● Record list
________________________________________
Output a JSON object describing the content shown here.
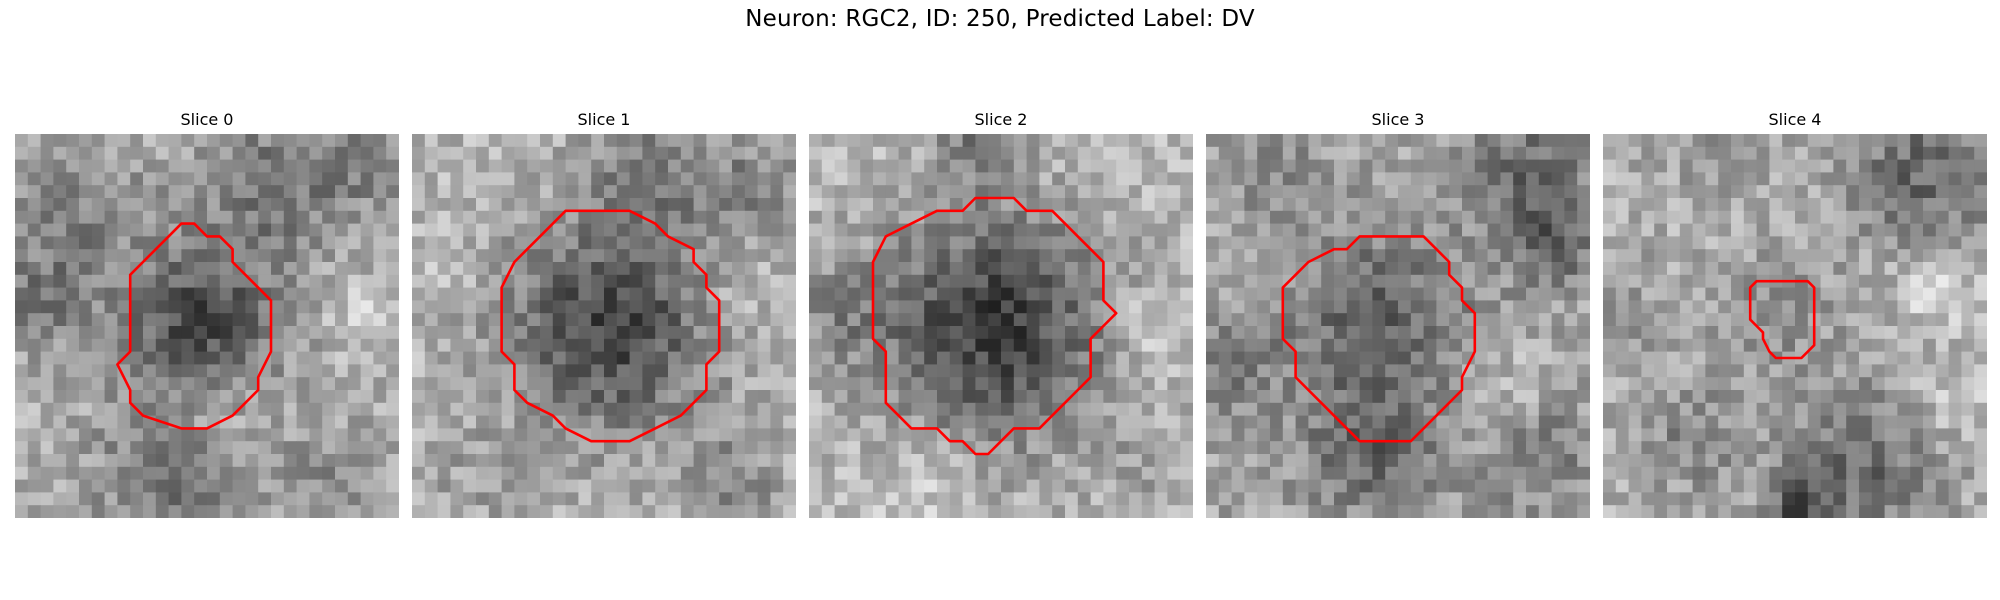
{
  "title": "Neuron: RGC2, ID: 250, Predicted Label: DV",
  "contour_color": "#ff0000",
  "grid_size": 30,
  "slices": [
    {
      "label": "Slice 0",
      "contour": [
        [
          13,
          7
        ],
        [
          14,
          7
        ],
        [
          15,
          8
        ],
        [
          16,
          8
        ],
        [
          17,
          9
        ],
        [
          17,
          10
        ],
        [
          20,
          13
        ],
        [
          20,
          17
        ],
        [
          19,
          19
        ],
        [
          19,
          20
        ],
        [
          18,
          21
        ],
        [
          17,
          22
        ],
        [
          15,
          23
        ],
        [
          13,
          23
        ],
        [
          10,
          22
        ],
        [
          9,
          21
        ],
        [
          9,
          20
        ],
        [
          8,
          18
        ],
        [
          9,
          17
        ],
        [
          9,
          11
        ],
        [
          10,
          10
        ],
        [
          12,
          8
        ],
        [
          13,
          7
        ]
      ]
    },
    {
      "label": "Slice 1",
      "contour": [
        [
          12,
          6
        ],
        [
          17,
          6
        ],
        [
          19,
          7
        ],
        [
          20,
          8
        ],
        [
          22,
          9
        ],
        [
          22,
          10
        ],
        [
          23,
          11
        ],
        [
          23,
          12
        ],
        [
          24,
          13
        ],
        [
          24,
          17
        ],
        [
          23,
          18
        ],
        [
          23,
          20
        ],
        [
          22,
          21
        ],
        [
          21,
          22
        ],
        [
          19,
          23
        ],
        [
          17,
          24
        ],
        [
          14,
          24
        ],
        [
          12,
          23
        ],
        [
          11,
          22
        ],
        [
          9,
          21
        ],
        [
          8,
          20
        ],
        [
          8,
          18
        ],
        [
          7,
          17
        ],
        [
          7,
          12
        ],
        [
          8,
          10
        ],
        [
          9,
          9
        ],
        [
          10,
          8
        ],
        [
          12,
          6
        ]
      ]
    },
    {
      "label": "Slice 2",
      "contour": [
        [
          13,
          5
        ],
        [
          16,
          5
        ],
        [
          17,
          6
        ],
        [
          19,
          6
        ],
        [
          20,
          7
        ],
        [
          21,
          8
        ],
        [
          22,
          9
        ],
        [
          23,
          10
        ],
        [
          23,
          13
        ],
        [
          24,
          14
        ],
        [
          23,
          15
        ],
        [
          22,
          16
        ],
        [
          22,
          19
        ],
        [
          21,
          20
        ],
        [
          20,
          21
        ],
        [
          19,
          22
        ],
        [
          18,
          23
        ],
        [
          16,
          23
        ],
        [
          15,
          24
        ],
        [
          14,
          25
        ],
        [
          13,
          25
        ],
        [
          12,
          24
        ],
        [
          11,
          24
        ],
        [
          10,
          23
        ],
        [
          8,
          23
        ],
        [
          7,
          22
        ],
        [
          6,
          21
        ],
        [
          6,
          17
        ],
        [
          5,
          16
        ],
        [
          5,
          10
        ],
        [
          6,
          8
        ],
        [
          8,
          7
        ],
        [
          10,
          6
        ],
        [
          12,
          6
        ],
        [
          13,
          5
        ]
      ]
    },
    {
      "label": "Slice 3",
      "contour": [
        [
          10,
          9
        ],
        [
          11,
          9
        ],
        [
          12,
          8
        ],
        [
          15,
          8
        ],
        [
          17,
          8
        ],
        [
          18,
          9
        ],
        [
          19,
          10
        ],
        [
          19,
          11
        ],
        [
          20,
          12
        ],
        [
          20,
          13
        ],
        [
          21,
          14
        ],
        [
          21,
          17
        ],
        [
          20,
          19
        ],
        [
          20,
          20
        ],
        [
          19,
          21
        ],
        [
          17,
          23
        ],
        [
          16,
          24
        ],
        [
          14,
          24
        ],
        [
          12,
          24
        ],
        [
          11,
          23
        ],
        [
          9,
          21
        ],
        [
          8,
          20
        ],
        [
          7,
          19
        ],
        [
          7,
          17
        ],
        [
          6,
          16
        ],
        [
          6,
          12
        ],
        [
          7,
          11
        ],
        [
          8,
          10
        ],
        [
          10,
          9
        ]
      ]
    },
    {
      "label": "Slice 4",
      "contour": [
        [
          12,
          11.5
        ],
        [
          16,
          11.5
        ],
        [
          16.5,
          12
        ],
        [
          16.5,
          16.5
        ],
        [
          15.5,
          17.5
        ],
        [
          13.5,
          17.5
        ],
        [
          13,
          17
        ],
        [
          12.5,
          16
        ],
        [
          12.5,
          15.5
        ],
        [
          12,
          15
        ],
        [
          11.5,
          14.5
        ],
        [
          11.5,
          12
        ],
        [
          12,
          11.5
        ]
      ]
    }
  ]
}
________________________________________
● What you have to do
Repeat the listing above exactly, with no pictures.

● Reply to the task
Output a JSON object describing the content shown here.
{
  "title": "Neuron: RGC2, ID: 250, Predicted Label: DV",
  "contour_color": "#ff0000",
  "grid_size": 30,
  "slices": [
    {
      "label": "Slice 0",
      "contour": [
        [
          13,
          7
        ],
        [
          14,
          7
        ],
        [
          15,
          8
        ],
        [
          16,
          8
        ],
        [
          17,
          9
        ],
        [
          17,
          10
        ],
        [
          20,
          13
        ],
        [
          20,
          17
        ],
        [
          19,
          19
        ],
        [
          19,
          20
        ],
        [
          18,
          21
        ],
        [
          17,
          22
        ],
        [
          15,
          23
        ],
        [
          13,
          23
        ],
        [
          10,
          22
        ],
        [
          9,
          21
        ],
        [
          9,
          20
        ],
        [
          8,
          18
        ],
        [
          9,
          17
        ],
        [
          9,
          11
        ],
        [
          10,
          10
        ],
        [
          12,
          8
        ],
        [
          13,
          7
        ]
      ]
    },
    {
      "label": "Slice 1",
      "contour": [
        [
          12,
          6
        ],
        [
          17,
          6
        ],
        [
          19,
          7
        ],
        [
          20,
          8
        ],
        [
          22,
          9
        ],
        [
          22,
          10
        ],
        [
          23,
          11
        ],
        [
          23,
          12
        ],
        [
          24,
          13
        ],
        [
          24,
          17
        ],
        [
          23,
          18
        ],
        [
          23,
          20
        ],
        [
          22,
          21
        ],
        [
          21,
          22
        ],
        [
          19,
          23
        ],
        [
          17,
          24
        ],
        [
          14,
          24
        ],
        [
          12,
          23
        ],
        [
          11,
          22
        ],
        [
          9,
          21
        ],
        [
          8,
          20
        ],
        [
          8,
          18
        ],
        [
          7,
          17
        ],
        [
          7,
          12
        ],
        [
          8,
          10
        ],
        [
          9,
          9
        ],
        [
          10,
          8
        ],
        [
          12,
          6
        ]
      ]
    },
    {
      "label": "Slice 2",
      "contour": [
        [
          13,
          5
        ],
        [
          16,
          5
        ],
        [
          17,
          6
        ],
        [
          19,
          6
        ],
        [
          20,
          7
        ],
        [
          21,
          8
        ],
        [
          22,
          9
        ],
        [
          23,
          10
        ],
        [
          23,
          13
        ],
        [
          24,
          14
        ],
        [
          23,
          15
        ],
        [
          22,
          16
        ],
        [
          22,
          19
        ],
        [
          21,
          20
        ],
        [
          20,
          21
        ],
        [
          19,
          22
        ],
        [
          18,
          23
        ],
        [
          16,
          23
        ],
        [
          15,
          24
        ],
        [
          14,
          25
        ],
        [
          13,
          25
        ],
        [
          12,
          24
        ],
        [
          11,
          24
        ],
        [
          10,
          23
        ],
        [
          8,
          23
        ],
        [
          7,
          22
        ],
        [
          6,
          21
        ],
        [
          6,
          17
        ],
        [
          5,
          16
        ],
        [
          5,
          10
        ],
        [
          6,
          8
        ],
        [
          8,
          7
        ],
        [
          10,
          6
        ],
        [
          12,
          6
        ],
        [
          13,
          5
        ]
      ]
    },
    {
      "label": "Slice 3",
      "contour": [
        [
          10,
          9
        ],
        [
          11,
          9
        ],
        [
          12,
          8
        ],
        [
          15,
          8
        ],
        [
          17,
          8
        ],
        [
          18,
          9
        ],
        [
          19,
          10
        ],
        [
          19,
          11
        ],
        [
          20,
          12
        ],
        [
          20,
          13
        ],
        [
          21,
          14
        ],
        [
          21,
          17
        ],
        [
          20,
          19
        ],
        [
          20,
          20
        ],
        [
          19,
          21
        ],
        [
          17,
          23
        ],
        [
          16,
          24
        ],
        [
          14,
          24
        ],
        [
          12,
          24
        ],
        [
          11,
          23
        ],
        [
          9,
          21
        ],
        [
          8,
          20
        ],
        [
          7,
          19
        ],
        [
          7,
          17
        ],
        [
          6,
          16
        ],
        [
          6,
          12
        ],
        [
          7,
          11
        ],
        [
          8,
          10
        ],
        [
          10,
          9
        ]
      ]
    },
    {
      "label": "Slice 4",
      "contour": [
        [
          12,
          11.5
        ],
        [
          16,
          11.5
        ],
        [
          16.5,
          12
        ],
        [
          16.5,
          16.5
        ],
        [
          15.5,
          17.5
        ],
        [
          13.5,
          17.5
        ],
        [
          13,
          17
        ],
        [
          12.5,
          16
        ],
        [
          12.5,
          15.5
        ],
        [
          12,
          15
        ],
        [
          11.5,
          14.5
        ],
        [
          11.5,
          12
        ],
        [
          12,
          11.5
        ]
      ]
    }
  ]
}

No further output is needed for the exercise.